>> START Dataset extract

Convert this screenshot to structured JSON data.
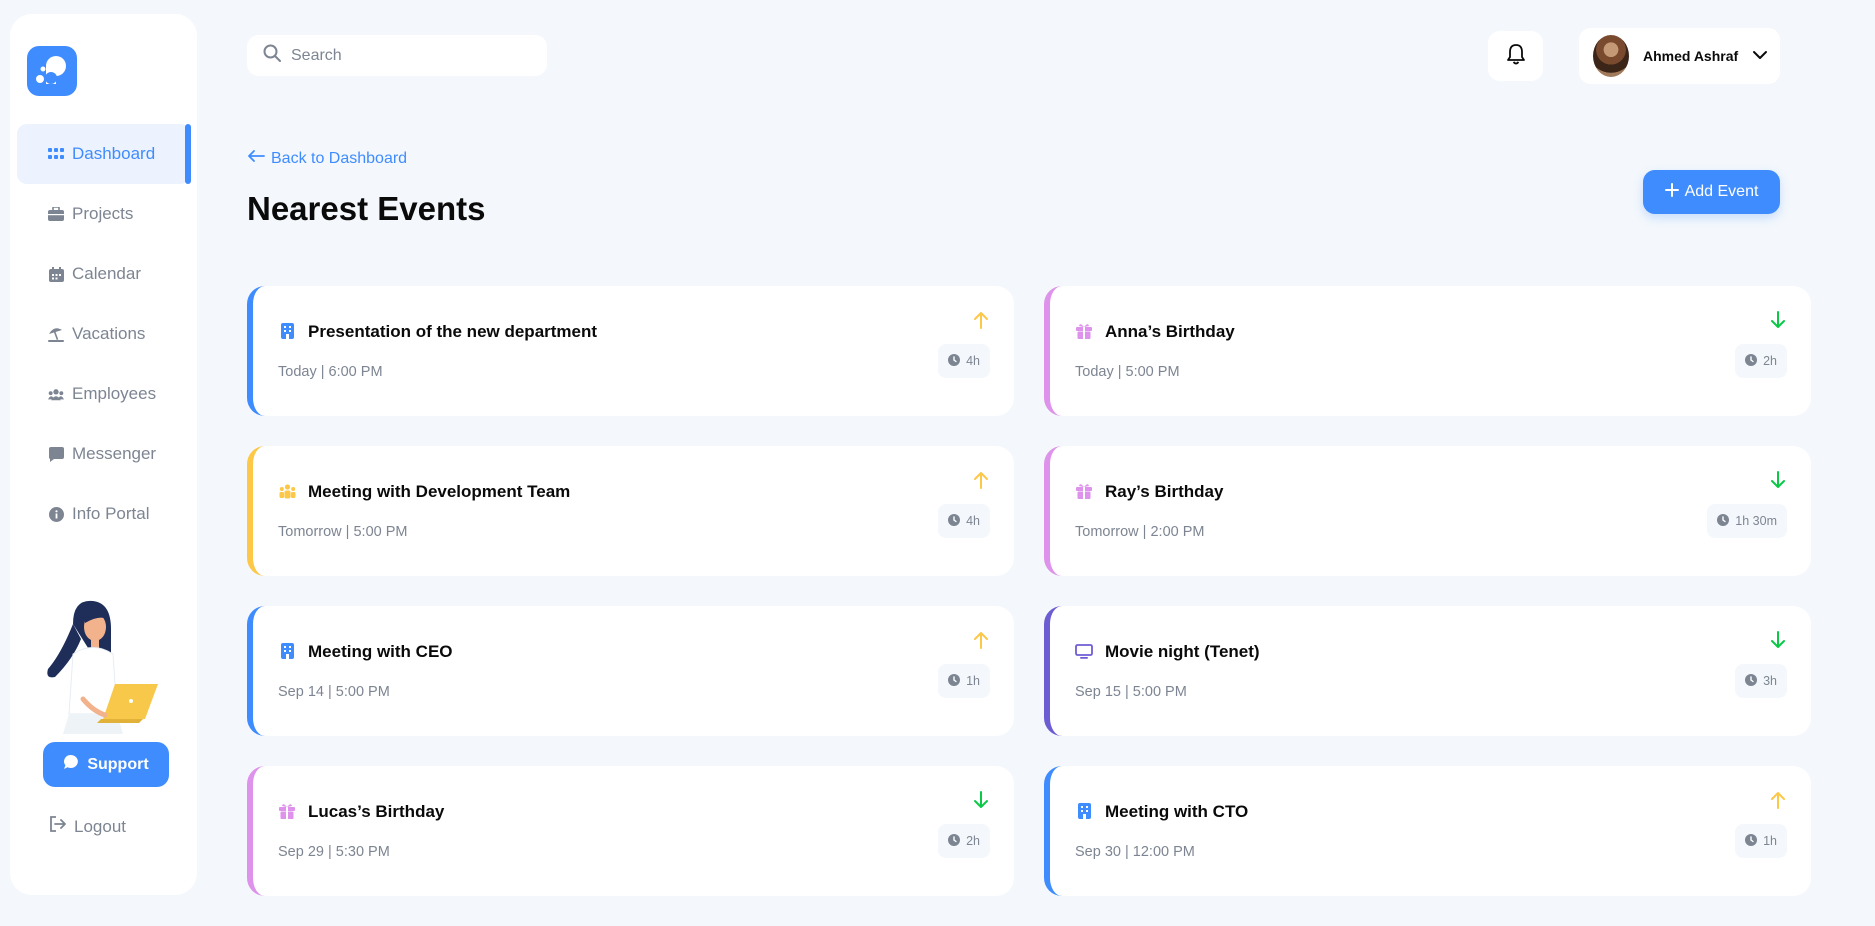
{
  "sidebar": {
    "logo": "woorkroom-logo",
    "items": [
      {
        "label": "Dashboard",
        "icon": "grid-icon",
        "active": true
      },
      {
        "label": "Projects",
        "icon": "briefcase-icon"
      },
      {
        "label": "Calendar",
        "icon": "calendar-icon"
      },
      {
        "label": "Vacations",
        "icon": "beach-umbrella-icon"
      },
      {
        "label": "Employees",
        "icon": "users-icon"
      },
      {
        "label": "Messenger",
        "icon": "chat-icon"
      },
      {
        "label": "Info Portal",
        "icon": "info-icon"
      }
    ],
    "support_label": "Support",
    "logout_label": "Logout"
  },
  "header": {
    "search_placeholder": "Search",
    "user_name": "Ahmed Ashraf"
  },
  "page": {
    "back_label": "Back to Dashboard",
    "title": "Nearest Events",
    "add_label": "Add Event"
  },
  "colors": {
    "accent": "#3f8cff",
    "yellow": "#fdc748",
    "pink": "#de92eb",
    "purple": "#6d5dd3",
    "green": "#0ac947",
    "muted": "#7d8592",
    "background": "#f4f8fc"
  },
  "events": [
    {
      "name": "Presentation of the new department",
      "when": "Today | 6:00 PM",
      "duration": "4h",
      "icon": "building-icon",
      "color": "#3f8cff",
      "priority": "up"
    },
    {
      "name": "Anna’s Birthday",
      "when": "Today | 5:00 PM",
      "duration": "2h",
      "icon": "gift-icon",
      "color": "#de92eb",
      "priority": "down"
    },
    {
      "name": "Meeting with Development Team",
      "when": "Tomorrow | 5:00 PM",
      "duration": "4h",
      "icon": "team-icon",
      "color": "#fdc748",
      "priority": "up"
    },
    {
      "name": "Ray’s Birthday",
      "when": "Tomorrow | 2:00 PM",
      "duration": "1h 30m",
      "icon": "gift-icon",
      "color": "#de92eb",
      "priority": "down"
    },
    {
      "name": "Meeting with CEO",
      "when": "Sep 14 | 5:00 PM",
      "duration": "1h",
      "icon": "building-icon",
      "color": "#3f8cff",
      "priority": "up"
    },
    {
      "name": "Movie night (Tenet)",
      "when": "Sep 15 | 5:00 PM",
      "duration": "3h",
      "icon": "monitor-icon",
      "color": "#6d5dd3",
      "priority": "down"
    },
    {
      "name": "Lucas’s Birthday",
      "when": "Sep 29 | 5:30 PM",
      "duration": "2h",
      "icon": "gift-icon",
      "color": "#de92eb",
      "priority": "down"
    },
    {
      "name": "Meeting with CTO",
      "when": "Sep 30 | 12:00 PM",
      "duration": "1h",
      "icon": "building-icon",
      "color": "#3f8cff",
      "priority": "up"
    }
  ]
}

>> END Dataset extract

Task =
Reproduce the material word for word. Any pictures should be left out of the copy.

Solution to this task =
Convert this screenshot to structured JSON data.
{
  "sidebar": {
    "logo": "woorkroom-logo",
    "items": [
      {
        "label": "Dashboard",
        "icon": "grid-icon",
        "active": true
      },
      {
        "label": "Projects",
        "icon": "briefcase-icon"
      },
      {
        "label": "Calendar",
        "icon": "calendar-icon"
      },
      {
        "label": "Vacations",
        "icon": "beach-umbrella-icon"
      },
      {
        "label": "Employees",
        "icon": "users-icon"
      },
      {
        "label": "Messenger",
        "icon": "chat-icon"
      },
      {
        "label": "Info Portal",
        "icon": "info-icon"
      }
    ],
    "support_label": "Support",
    "logout_label": "Logout"
  },
  "header": {
    "search_placeholder": "Search",
    "user_name": "Ahmed Ashraf"
  },
  "page": {
    "back_label": "Back to Dashboard",
    "title": "Nearest Events",
    "add_label": "Add Event"
  },
  "colors": {
    "accent": "#3f8cff",
    "yellow": "#fdc748",
    "pink": "#de92eb",
    "purple": "#6d5dd3",
    "green": "#0ac947",
    "muted": "#7d8592",
    "background": "#f4f8fc"
  },
  "events": [
    {
      "name": "Presentation of the new department",
      "when": "Today | 6:00 PM",
      "duration": "4h",
      "icon": "building-icon",
      "color": "#3f8cff",
      "priority": "up"
    },
    {
      "name": "Anna’s Birthday",
      "when": "Today | 5:00 PM",
      "duration": "2h",
      "icon": "gift-icon",
      "color": "#de92eb",
      "priority": "down"
    },
    {
      "name": "Meeting with Development Team",
      "when": "Tomorrow | 5:00 PM",
      "duration": "4h",
      "icon": "team-icon",
      "color": "#fdc748",
      "priority": "up"
    },
    {
      "name": "Ray’s Birthday",
      "when": "Tomorrow | 2:00 PM",
      "duration": "1h 30m",
      "icon": "gift-icon",
      "color": "#de92eb",
      "priority": "down"
    },
    {
      "name": "Meeting with CEO",
      "when": "Sep 14 | 5:00 PM",
      "duration": "1h",
      "icon": "building-icon",
      "color": "#3f8cff",
      "priority": "up"
    },
    {
      "name": "Movie night (Tenet)",
      "when": "Sep 15 | 5:00 PM",
      "duration": "3h",
      "icon": "monitor-icon",
      "color": "#6d5dd3",
      "priority": "down"
    },
    {
      "name": "Lucas’s Birthday",
      "when": "Sep 29 | 5:30 PM",
      "duration": "2h",
      "icon": "gift-icon",
      "color": "#de92eb",
      "priority": "down"
    },
    {
      "name": "Meeting with CTO",
      "when": "Sep 30 | 12:00 PM",
      "duration": "1h",
      "icon": "building-icon",
      "color": "#3f8cff",
      "priority": "up"
    }
  ]
}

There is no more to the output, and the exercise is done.